= Tarefas =
(a) Diga se cada afirmação abaixo está de acordo com a notícia sobre o passaporte diplomático de RR Soares e cite, entre aspas, as palavras do texto que decidem a resposta. (i) A sentença foi proferida em uma ação popular movida por um advogado. (ii) O TRF3 manteve a liminar concedida em 5/6/19. (iii) O autor da ação sustentou que a concessão contrariava o Decreto 5.978/2006.
(b) Escreva a continuação da notícia sobre o passaporte diplomático de RR Soares, começando logo depois da última frase apresentada.

= Trecho do documento =
────────────────
A juíza federal Ana Lúcia Petri Betto, da 6a Vara Cível Federal de São Paulo/SP, anulou o passaporte diplomático concedido a Romildo Ribeiro Soares (RR Soares) e sua esposa Maria Magdalena Bezerra Ribeiro Soares, membros fundadores da Igreja Internacional da Graça de Deus. A sentença, do dia 16/7, foi proferida em ação popular movida pelo advogado Ricardo Amin Abrahão Nacle.
No pedido, o autor da ação alegou que os corréus não exercem função ou missão de interesse do país que possa justificar a concessão do passaporte diplomático e os benefícios dele decorrentes. Além disso, a medida estaria em desacordo com o Decreto 5.978/2006, configurando desvio de finalidade, contrário à moralidade pública.
Em 5/6/19, uma liminar já havia suspendido os efeitos da Portaria do Ministro das Relações Exteriores que concedeu os passaportes diplomáticos aos corréus, determinando-se o imediato recolhimento dos documentos e/ou o seu cancelamento. No entanto, em 13/12/19, o Tribunal Regional Federal da 3a Região (TRF3) acolheu um recurso apresentado pela União Federal (agravo de instrumento) e derrubou a liminar, fazendo com que o processo retornasse ao 1o Grau para o julgamento da sentença.
────────────────
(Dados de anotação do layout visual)

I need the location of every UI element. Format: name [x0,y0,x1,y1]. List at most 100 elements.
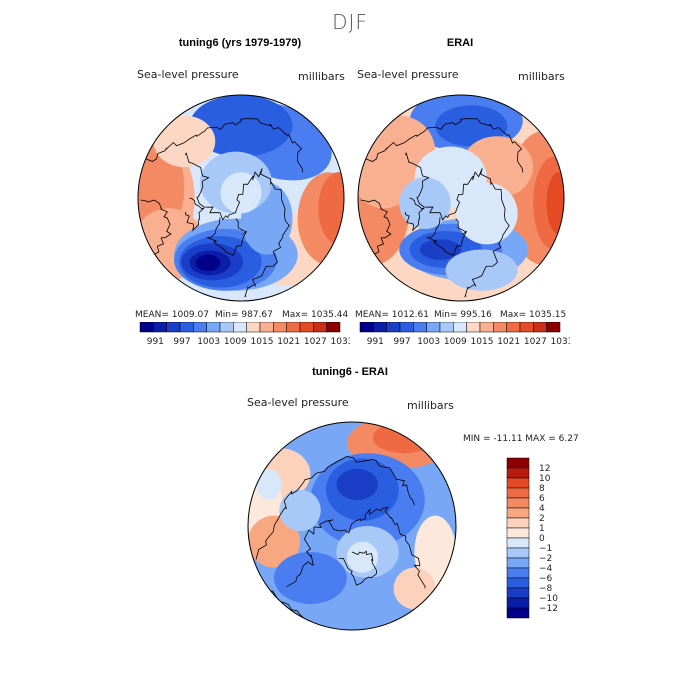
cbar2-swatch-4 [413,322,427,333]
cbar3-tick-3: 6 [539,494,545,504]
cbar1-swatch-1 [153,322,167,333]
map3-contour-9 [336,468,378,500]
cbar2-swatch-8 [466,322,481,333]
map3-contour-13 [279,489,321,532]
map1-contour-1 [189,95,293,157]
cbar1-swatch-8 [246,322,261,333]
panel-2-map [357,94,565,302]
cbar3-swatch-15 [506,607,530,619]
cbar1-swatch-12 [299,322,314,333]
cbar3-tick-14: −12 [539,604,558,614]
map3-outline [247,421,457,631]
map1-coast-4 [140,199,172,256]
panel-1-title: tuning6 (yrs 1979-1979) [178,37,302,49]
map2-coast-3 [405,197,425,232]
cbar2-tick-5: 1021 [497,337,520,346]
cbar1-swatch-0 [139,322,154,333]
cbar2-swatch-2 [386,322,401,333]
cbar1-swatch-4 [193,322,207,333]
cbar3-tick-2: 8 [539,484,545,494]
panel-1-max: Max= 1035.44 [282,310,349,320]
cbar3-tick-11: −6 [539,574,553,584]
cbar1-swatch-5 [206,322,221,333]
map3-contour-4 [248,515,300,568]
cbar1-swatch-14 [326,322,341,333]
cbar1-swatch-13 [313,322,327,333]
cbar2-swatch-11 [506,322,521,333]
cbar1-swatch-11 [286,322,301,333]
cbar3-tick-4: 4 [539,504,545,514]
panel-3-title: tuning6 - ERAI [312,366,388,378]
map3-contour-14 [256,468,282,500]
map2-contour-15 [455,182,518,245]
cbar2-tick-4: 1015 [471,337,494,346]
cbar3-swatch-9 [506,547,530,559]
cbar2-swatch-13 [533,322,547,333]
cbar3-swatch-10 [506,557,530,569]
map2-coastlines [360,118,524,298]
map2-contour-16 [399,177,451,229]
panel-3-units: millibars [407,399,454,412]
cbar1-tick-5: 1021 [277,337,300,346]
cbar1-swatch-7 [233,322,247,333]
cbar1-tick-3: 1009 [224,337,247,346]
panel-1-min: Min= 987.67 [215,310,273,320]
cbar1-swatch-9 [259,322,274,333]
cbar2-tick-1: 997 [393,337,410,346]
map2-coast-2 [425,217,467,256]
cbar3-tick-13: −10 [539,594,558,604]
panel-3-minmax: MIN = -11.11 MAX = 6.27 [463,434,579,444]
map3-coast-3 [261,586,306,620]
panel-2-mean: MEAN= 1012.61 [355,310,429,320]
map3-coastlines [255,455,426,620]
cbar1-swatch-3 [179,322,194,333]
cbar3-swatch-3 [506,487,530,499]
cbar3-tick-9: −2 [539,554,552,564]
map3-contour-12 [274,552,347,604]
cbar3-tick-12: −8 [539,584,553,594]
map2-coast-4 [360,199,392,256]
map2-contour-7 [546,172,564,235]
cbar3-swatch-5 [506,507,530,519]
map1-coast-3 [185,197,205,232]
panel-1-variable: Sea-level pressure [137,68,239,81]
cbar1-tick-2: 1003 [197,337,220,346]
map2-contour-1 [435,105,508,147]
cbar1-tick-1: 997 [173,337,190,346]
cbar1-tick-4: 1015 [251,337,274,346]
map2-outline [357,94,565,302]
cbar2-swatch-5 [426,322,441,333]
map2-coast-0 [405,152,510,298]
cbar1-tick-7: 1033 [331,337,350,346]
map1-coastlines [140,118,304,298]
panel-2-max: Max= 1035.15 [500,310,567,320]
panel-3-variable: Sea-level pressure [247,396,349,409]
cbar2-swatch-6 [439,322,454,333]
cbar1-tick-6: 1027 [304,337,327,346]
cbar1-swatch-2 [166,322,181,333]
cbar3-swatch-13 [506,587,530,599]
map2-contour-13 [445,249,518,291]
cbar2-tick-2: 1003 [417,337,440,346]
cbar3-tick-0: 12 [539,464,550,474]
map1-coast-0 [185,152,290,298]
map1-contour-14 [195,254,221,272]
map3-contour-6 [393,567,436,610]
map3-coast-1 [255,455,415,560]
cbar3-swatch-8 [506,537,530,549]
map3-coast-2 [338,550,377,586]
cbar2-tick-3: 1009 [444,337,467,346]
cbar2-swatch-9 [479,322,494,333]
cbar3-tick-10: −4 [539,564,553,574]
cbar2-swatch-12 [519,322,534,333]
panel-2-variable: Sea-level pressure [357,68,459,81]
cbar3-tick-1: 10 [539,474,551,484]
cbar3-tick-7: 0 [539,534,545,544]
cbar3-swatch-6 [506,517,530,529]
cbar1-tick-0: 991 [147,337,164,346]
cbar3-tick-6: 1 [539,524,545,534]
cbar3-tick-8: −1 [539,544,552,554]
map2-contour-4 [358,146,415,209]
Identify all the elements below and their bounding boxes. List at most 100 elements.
────────────────
= Respostas =
(a)
(i) Sim: "A sentença, do dia 16/7, foi proferida em ação popular movida pelo advogado Ricardo Amin Abrahão Nacle."
(ii) Não: "o Tribunal Regional Federal da 3a Região (TRF3) acolheu um recurso apresentado pela União Federal (agravo de instrumento) e derrubou a liminar".
(iii) Sim: "a medida estaria em desacordo com o Decreto 5.978/2006".

(b)
Em sua manifestação, a União Federal alegou a inadequação da via eleita. Sustentou que o Poder Judiciário não pode exercer o controle de mérito do ato administrativo, em alinhamento com o princípio da separação de poderes, bem como, que os atos administrativos trazem em si a presunção de legitimidade e que nenhum julgador pode, monocraticamente, afastar em exame de mera delibação.
Todavia, no entendimento da magistrada, a ação popular tem por finalidade a anulação de todo e qualquer ato administrativo tido como ilegal e lesivo ao interesse público, assim considerados aqueles por si aptos a causar dano ao patrimônio público material ou imaterial, encontrando-se, portanto, adequada a via eleita.
“Importa salientar que, embora a autoridade administrativa detenha o poder discricionário para a aferição ‘dos interesses do país’, tal mister deve ser balizado pela ordem jurídica, em especial pelos princípios constitucionais que norteiam a administração pública, dentre eles os princípios da moralidade e da impessoalidade”, afirma Ana Lúcia Petri na sentença.
Ademais, diz a juíza, “os motivos determinantes do ato devem ser declarados, a fim de viabilizar tal controle, demandando minuciosa fundamentação, pois, dada a discricionariedade administrativa para praticar o ato, há que se saber se o comportamento adotado atendeu ou não ao princípio da legalidade, se foi concernente com a finalidade normativa, se obedeceu à razoabilidade e à proporcionalidade”.
Ana Lúcia Petri ressalta que, quando da expedição da Portaria, o ministro das Relações Exteriores não apresentou a necessária justificativa vinculada ao atendimento do interesse do país, fundamentando apenas no fato dos corréus “poderem desempenhar de maneira mais eficiente suas atividades em prol das comunidades brasileiras no exterior”.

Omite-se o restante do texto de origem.